**Exercise prompt:** Keep the pictures out of the copy and repeat the records exactly.

(Recorded data)

## Begin

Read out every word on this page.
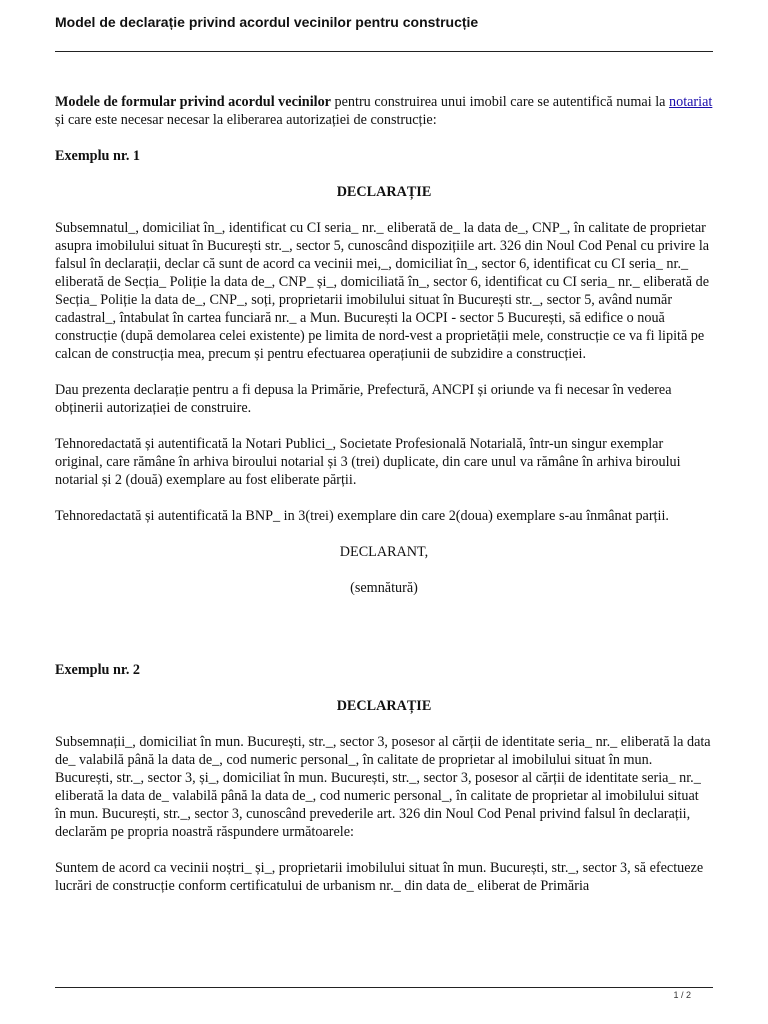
Model de declarație privind acordul vecinilor pentru construcție

Modele de formular privind acordul vecinilor pentru construirea unui imobil care se autentifică numai la notariat și care este necesar necesar la eliberarea autorizației de construcție:

Exemplu nr. 1

DECLARAȚIE

Subsemnatul_, domiciliat în_, identificat cu CI seria_ nr._ eliberată de_ la data de_, CNP_, în calitate de proprietar asupra imobilului situat în București str._, sector 5, cunoscând dispozițiile art. 326 din Noul Cod Penal cu privire la falsul în declarații, declar că sunt de acord ca vecinii mei,_, domiciliat în_, sector 6, identificat cu CI seria_ nr._ eliberată de Secția_ Poliție la data de_, CNP_ și_, domiciliată în_, sector 6, identificat cu CI seria_ nr._ eliberată de Secția_ Poliție la data de_, CNP_, soți, proprietarii imobilului situat în București str._, sector 5, având număr cadastral_, întabulat în cartea funciară nr._ a Mun. București la OCPI - sector 5 București, să edifice o nouă construcție (după demolarea celei existente) pe limita de nord-vest a proprietății mele, construcție ce va fi lipită pe calcan de construcția mea, precum și pentru efectuarea operațiunii de subzidire a construcției.

Dau prezenta declarație pentru a fi depusa la Primărie, Prefectură, ANCPI și oriunde va fi necesar în vederea obținerii autorizației de construire.

Tehnoredactată și autentificată la Notari Publici_, Societate Profesională Notarială, într-un singur exemplar original, care rămâne în arhiva biroului notarial și 3 (trei) duplicate, din care unul va rămâne în arhiva biroului notarial și 2 (două) exemplare au fost eliberate părții.

Tehnoredactată și autentificată la BNP_ in 3(trei) exemplare din care 2(doua) exemplare s-au înmânat parții.

DECLARANT,

(semnătură)

Exemplu nr. 2

DECLARAȚIE

Subsemnații_, domiciliat în mun. București, str._, sector 3, posesor al cărții de identitate seria_ nr._ eliberată la data de_ valabilă până la data de_, cod numeric personal_, în calitate de proprietar al imobilului situat în mun. București, str._, sector 3, și_, domiciliat în mun. București, str._, sector 3, posesor al cărții de identitate seria_ nr._ eliberată la data de_ valabilă până la data de_, cod numeric personal_, în calitate de proprietar al imobilului situat în mun. București, str._, sector 3, cunoscând prevederile art. 326 din Noul Cod Penal privind falsul în declarații, declarăm pe propria noastră răspundere următoarele:

Suntem de acord ca vecinii noștri_ și_, proprietarii imobilului situat în mun. București, str._, sector 3, să efectueze lucrări de construcție conform certificatului de urbanism nr._ din data de_ eliberat de Primăria

1 / 2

## End

**Answer to the exercise:**
Read out every word on this page.
Model de declarație privind acordul vecinilor pentru construcție

Modele de formular privind acordul vecinilor pentru construirea unui imobil care se autentifică numai la notariat și care este necesar necesar la eliberarea autorizației de construcție:

Exemplu nr. 1

DECLARAȚIE

Subsemnatul_, domiciliat în_, identificat cu CI seria_ nr._ eliberată de_ la data de_, CNP_, în calitate de proprietar asupra imobilului situat în București str._, sector 5, cunoscând dispozițiile art. 326 din Noul Cod Penal cu privire la falsul în declarații, declar că sunt de acord ca vecinii mei,_, domiciliat în_, sector 6, identificat cu CI seria_ nr._ eliberată de Secția_ Poliție la data de_, CNP_ și_, domiciliată în_, sector 6, identificat cu CI seria_ nr._ eliberată de Secția_ Poliție la data de_, CNP_, soți, proprietarii imobilului situat în București str._, sector 5, având număr cadastral_, întabulat în cartea funciară nr._ a Mun. București la OCPI - sector 5 București, să edifice o nouă construcție (după demolarea celei existente) pe limita de nord-vest a proprietății mele, construcție ce va fi lipită pe calcan de construcția mea, precum și pentru efectuarea operațiunii de subzidire a construcției.

Dau prezenta declarație pentru a fi depusa la Primărie, Prefectură, ANCPI și oriunde va fi necesar în vederea obținerii autorizației de construire.

Tehnoredactată și autentificată la Notari Publici_, Societate Profesională Notarială, într-un singur exemplar original, care rămâne în arhiva biroului notarial și 3 (trei) duplicate, din care unul va rămâne în arhiva biroului notarial și 2 (două) exemplare au fost eliberate părții.

Tehnoredactată și autentificată la BNP_ in 3(trei) exemplare din care 2(doua) exemplare s-au înmânat parții.

DECLARANT,

(semnătură)

Exemplu nr. 2

DECLARAȚIE

Subsemnații_, domiciliat în mun. București, str._, sector 3, posesor al cărții de identitate seria_ nr._ eliberată la data de_ valabilă până la data de_, cod numeric personal_, în calitate de proprietar al imobilului situat în mun. București, str._, sector 3, și_, domiciliat în mun. București, str._, sector 3, posesor al cărții de identitate seria_ nr._ eliberată la data de_ valabilă până la data de_, cod numeric personal_, în calitate de proprietar al imobilului situat în mun. București, str._, sector 3, cunoscând prevederile art. 326 din Noul Cod Penal privind falsul în declarații, declarăm pe propria noastră răspundere următoarele:

Suntem de acord ca vecinii noștri_ și_, proprietarii imobilului situat în mun. București, str._, sector 3, să efectueze lucrări de construcție conform certificatului de urbanism nr._ din data de_ eliberat de Primăria

1 / 2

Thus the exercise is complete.